*DIRECTIONS FOR THIS TASK:*
The records below must be output exactly, without pictures.

Entries from a dataset:
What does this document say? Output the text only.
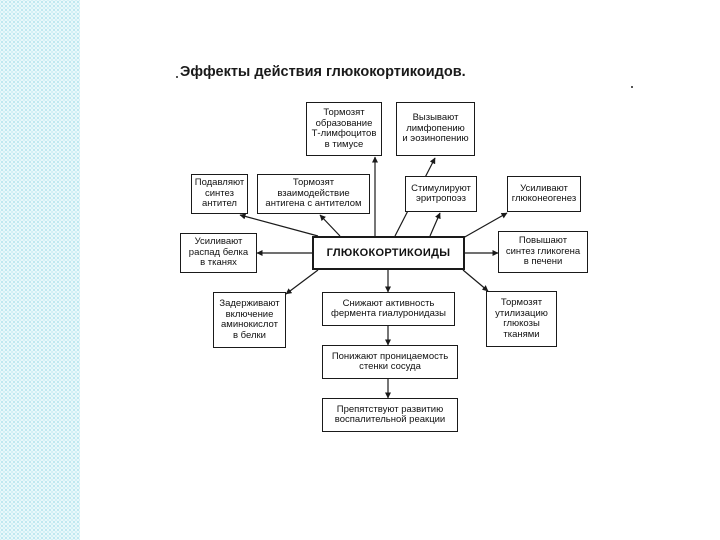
Эффекты действия глюкокортикоидов.
Тормозят
образование
Т-лимфоцитов
в тимусе
Вызывают
лимфопению
и эозинопению
Подавляют
синтез
антител
Тормозят
взаимодействие
антигена с антителом
Стимулируют
эритропоэз
Усиливают
глюконеогенез
Усиливают
распад белка
в тканях
ГЛЮКОКОРТИКОИДЫ
Повышают
синтез гликогена
в печени
Задерживают
включение
аминокислот
в белки
Снижают активность
фермента гиалуронидазы
Тормозят
утилизацию
глюкозы
тканями
Понижают проницаемость
стенки сосуда
Препятствуют развитию
воспалительной реакции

*FULL OUTPUT:*
What does this document say? Output the text only.
Эффекты действия глюкокортикоидов.
Тормозят
образование
Т-лимфоцитов
в тимусе
Вызывают
лимфопению
и эозинопению
Подавляют
синтез
антител
Тормозят
взаимодействие
антигена с антителом
Стимулируют
эритропоэз
Усиливают
глюконеогенез
Усиливают
распад белка
в тканях
ГЛЮКОКОРТИКОИДЫ
Повышают
синтез гликогена
в печени
Задерживают
включение
аминокислот
в белки
Снижают активность
фермента гиалуронидазы
Тормозят
утилизацию
глюкозы
тканями
Понижают проницаемость
стенки сосуда
Препятствуют развитию
воспалительной реакции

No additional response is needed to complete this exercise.